Extracts from a graphics dataset:
──────────
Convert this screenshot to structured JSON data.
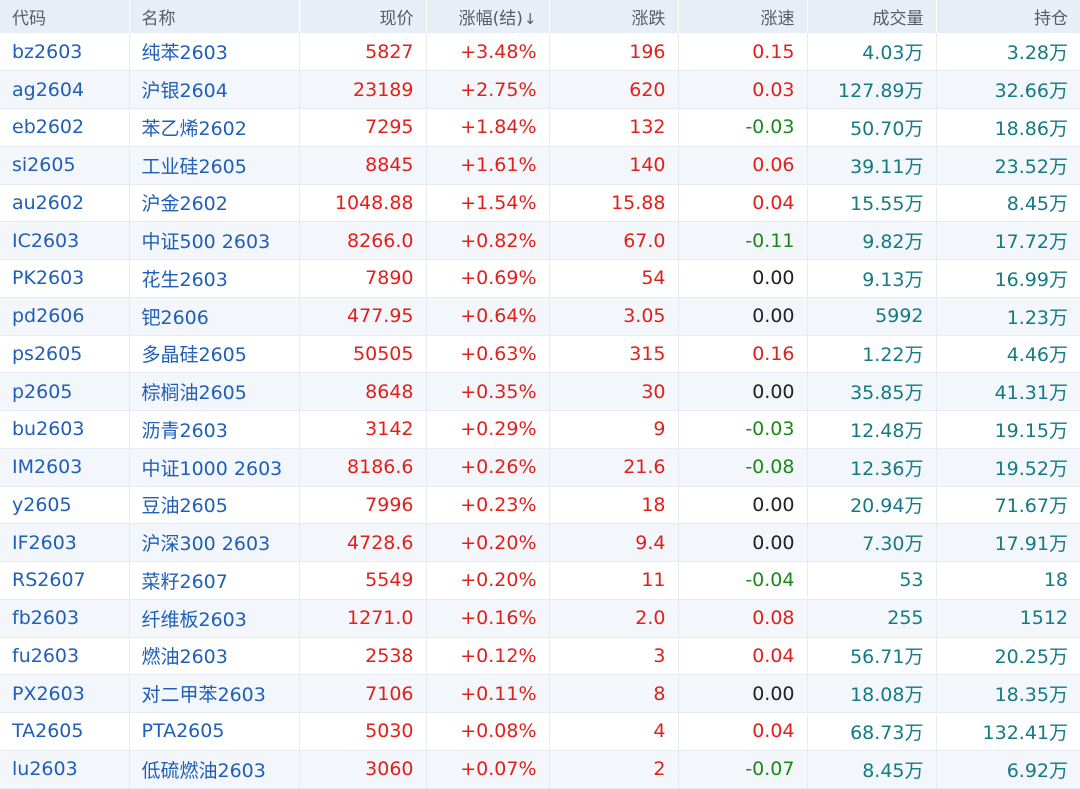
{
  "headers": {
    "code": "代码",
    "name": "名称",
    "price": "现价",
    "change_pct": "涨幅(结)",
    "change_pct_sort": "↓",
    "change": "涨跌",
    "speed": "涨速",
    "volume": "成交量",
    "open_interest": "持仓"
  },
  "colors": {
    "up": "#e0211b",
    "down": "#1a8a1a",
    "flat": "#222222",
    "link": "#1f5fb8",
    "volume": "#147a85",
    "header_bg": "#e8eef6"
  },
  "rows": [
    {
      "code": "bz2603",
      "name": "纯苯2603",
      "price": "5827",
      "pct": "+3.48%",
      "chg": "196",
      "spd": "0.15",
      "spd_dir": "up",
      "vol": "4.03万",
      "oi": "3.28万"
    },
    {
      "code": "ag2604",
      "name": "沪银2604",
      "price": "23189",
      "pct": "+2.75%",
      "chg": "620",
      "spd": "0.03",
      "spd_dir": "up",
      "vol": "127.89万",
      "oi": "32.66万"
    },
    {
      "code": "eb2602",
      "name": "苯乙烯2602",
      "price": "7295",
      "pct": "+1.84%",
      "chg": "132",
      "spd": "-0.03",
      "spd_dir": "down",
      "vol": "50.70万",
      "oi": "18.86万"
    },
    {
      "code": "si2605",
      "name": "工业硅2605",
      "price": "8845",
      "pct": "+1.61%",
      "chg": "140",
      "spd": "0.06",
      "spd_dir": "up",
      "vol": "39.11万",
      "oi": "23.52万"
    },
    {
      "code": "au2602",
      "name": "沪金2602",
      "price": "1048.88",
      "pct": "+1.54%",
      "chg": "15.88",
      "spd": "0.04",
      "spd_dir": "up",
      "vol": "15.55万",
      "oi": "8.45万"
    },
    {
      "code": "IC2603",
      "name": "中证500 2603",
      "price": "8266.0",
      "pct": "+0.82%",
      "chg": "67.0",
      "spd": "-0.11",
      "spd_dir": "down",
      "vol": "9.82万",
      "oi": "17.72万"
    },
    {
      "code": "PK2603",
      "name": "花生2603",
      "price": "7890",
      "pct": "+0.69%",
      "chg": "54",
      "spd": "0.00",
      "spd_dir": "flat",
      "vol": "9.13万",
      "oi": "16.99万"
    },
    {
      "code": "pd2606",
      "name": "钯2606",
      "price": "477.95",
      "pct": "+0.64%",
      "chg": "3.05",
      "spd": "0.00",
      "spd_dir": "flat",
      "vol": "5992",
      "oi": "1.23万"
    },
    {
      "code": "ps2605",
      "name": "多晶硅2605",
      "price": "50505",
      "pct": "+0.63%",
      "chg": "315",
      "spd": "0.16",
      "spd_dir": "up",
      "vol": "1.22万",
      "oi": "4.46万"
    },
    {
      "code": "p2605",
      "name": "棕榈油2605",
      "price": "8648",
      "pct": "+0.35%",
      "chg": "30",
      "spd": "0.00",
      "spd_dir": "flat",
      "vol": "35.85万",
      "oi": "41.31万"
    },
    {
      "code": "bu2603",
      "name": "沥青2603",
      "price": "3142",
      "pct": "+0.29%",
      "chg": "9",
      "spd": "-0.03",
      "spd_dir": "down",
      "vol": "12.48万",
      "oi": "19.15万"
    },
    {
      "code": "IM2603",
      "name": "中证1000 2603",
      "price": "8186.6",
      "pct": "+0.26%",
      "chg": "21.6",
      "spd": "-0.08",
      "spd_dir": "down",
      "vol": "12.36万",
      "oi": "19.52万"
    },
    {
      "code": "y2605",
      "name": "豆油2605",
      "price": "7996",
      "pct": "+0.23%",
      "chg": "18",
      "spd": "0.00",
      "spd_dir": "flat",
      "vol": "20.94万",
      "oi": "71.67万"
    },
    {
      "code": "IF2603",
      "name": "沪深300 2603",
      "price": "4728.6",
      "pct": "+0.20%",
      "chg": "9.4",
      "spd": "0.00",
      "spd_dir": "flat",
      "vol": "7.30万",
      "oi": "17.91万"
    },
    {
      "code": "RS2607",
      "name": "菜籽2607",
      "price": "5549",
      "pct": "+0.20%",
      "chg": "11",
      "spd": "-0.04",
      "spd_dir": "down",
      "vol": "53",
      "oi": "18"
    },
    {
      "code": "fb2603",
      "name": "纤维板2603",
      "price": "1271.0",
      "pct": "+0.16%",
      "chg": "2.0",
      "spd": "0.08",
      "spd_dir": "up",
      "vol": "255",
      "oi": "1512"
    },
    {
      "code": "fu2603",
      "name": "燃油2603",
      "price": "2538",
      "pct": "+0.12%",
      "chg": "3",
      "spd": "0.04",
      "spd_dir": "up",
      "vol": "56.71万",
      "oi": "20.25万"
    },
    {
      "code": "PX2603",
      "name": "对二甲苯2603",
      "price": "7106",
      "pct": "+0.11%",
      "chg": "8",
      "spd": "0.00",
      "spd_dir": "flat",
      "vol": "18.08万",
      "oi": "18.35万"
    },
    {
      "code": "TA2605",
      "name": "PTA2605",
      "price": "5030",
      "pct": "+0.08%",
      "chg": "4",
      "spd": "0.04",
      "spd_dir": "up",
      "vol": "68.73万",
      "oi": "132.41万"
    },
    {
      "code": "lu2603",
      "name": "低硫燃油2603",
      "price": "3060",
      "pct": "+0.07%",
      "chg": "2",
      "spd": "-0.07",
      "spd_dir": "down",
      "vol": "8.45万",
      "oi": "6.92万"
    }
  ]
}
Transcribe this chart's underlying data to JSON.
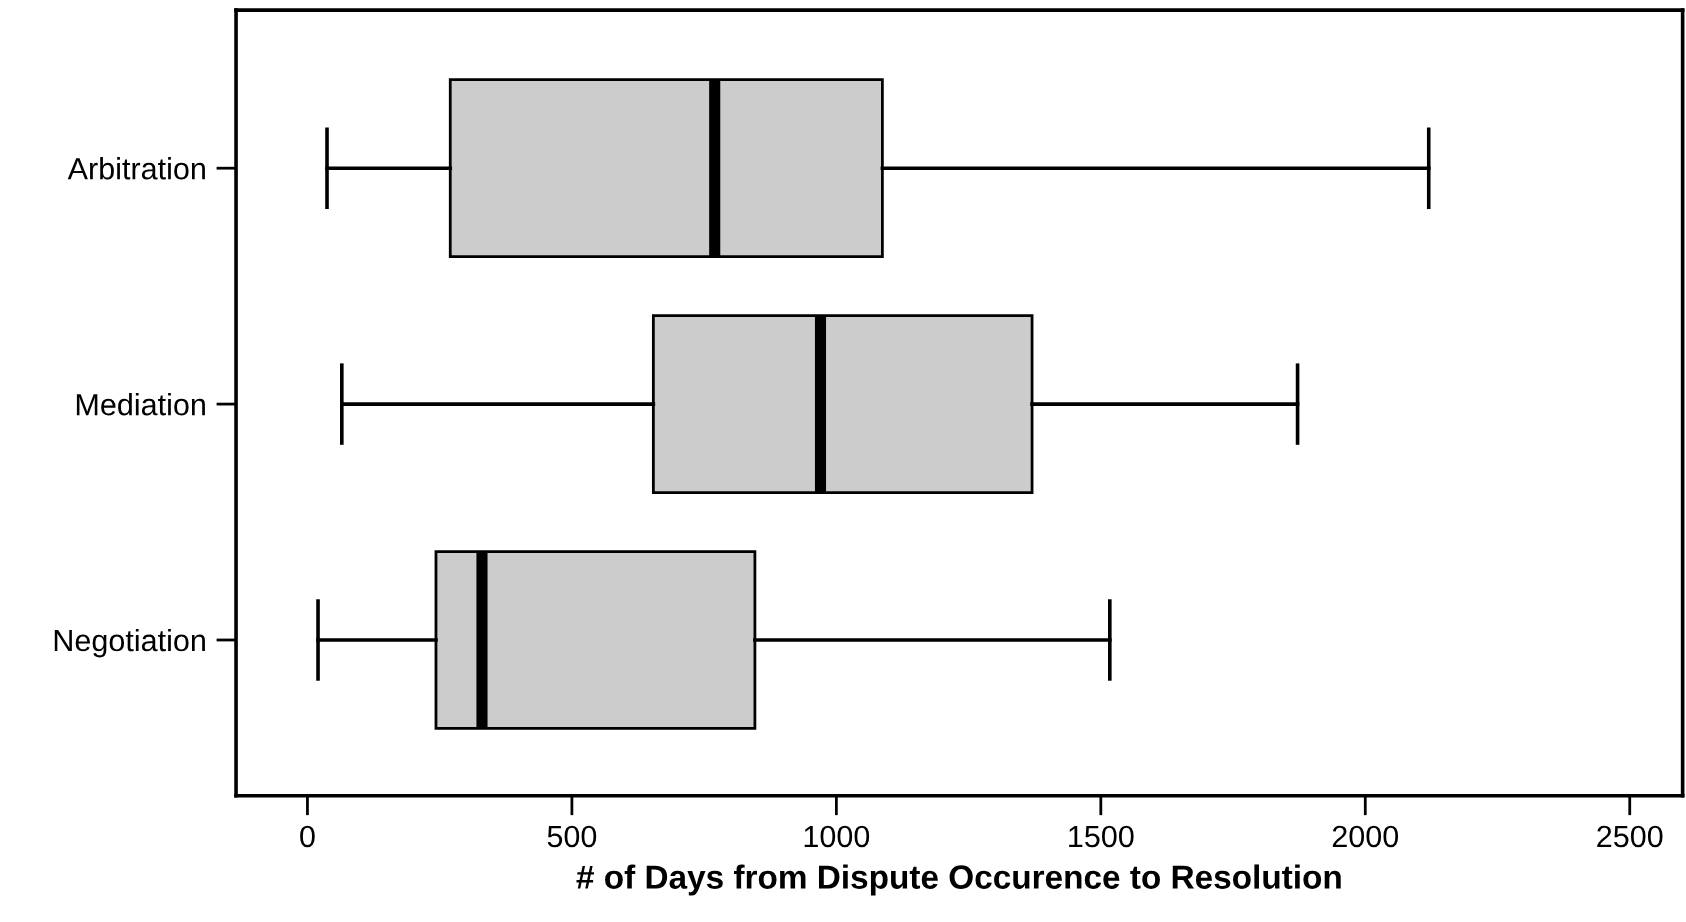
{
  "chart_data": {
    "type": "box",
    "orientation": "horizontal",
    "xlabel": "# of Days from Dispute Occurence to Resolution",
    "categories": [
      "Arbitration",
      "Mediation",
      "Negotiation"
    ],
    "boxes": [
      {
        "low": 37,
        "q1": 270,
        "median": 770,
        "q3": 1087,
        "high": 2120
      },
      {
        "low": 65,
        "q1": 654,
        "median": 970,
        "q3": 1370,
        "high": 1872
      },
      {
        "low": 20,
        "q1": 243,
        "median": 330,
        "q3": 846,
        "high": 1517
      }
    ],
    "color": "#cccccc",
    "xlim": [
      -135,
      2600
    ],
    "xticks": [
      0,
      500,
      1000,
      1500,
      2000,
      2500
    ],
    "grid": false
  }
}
──────────
SHORT EXERCISE: Show each line holding the word "this".

TASK OUTPUT:
Convert this screenshot to structured JSON data.
Transcribe this chart's underlying data to JSON.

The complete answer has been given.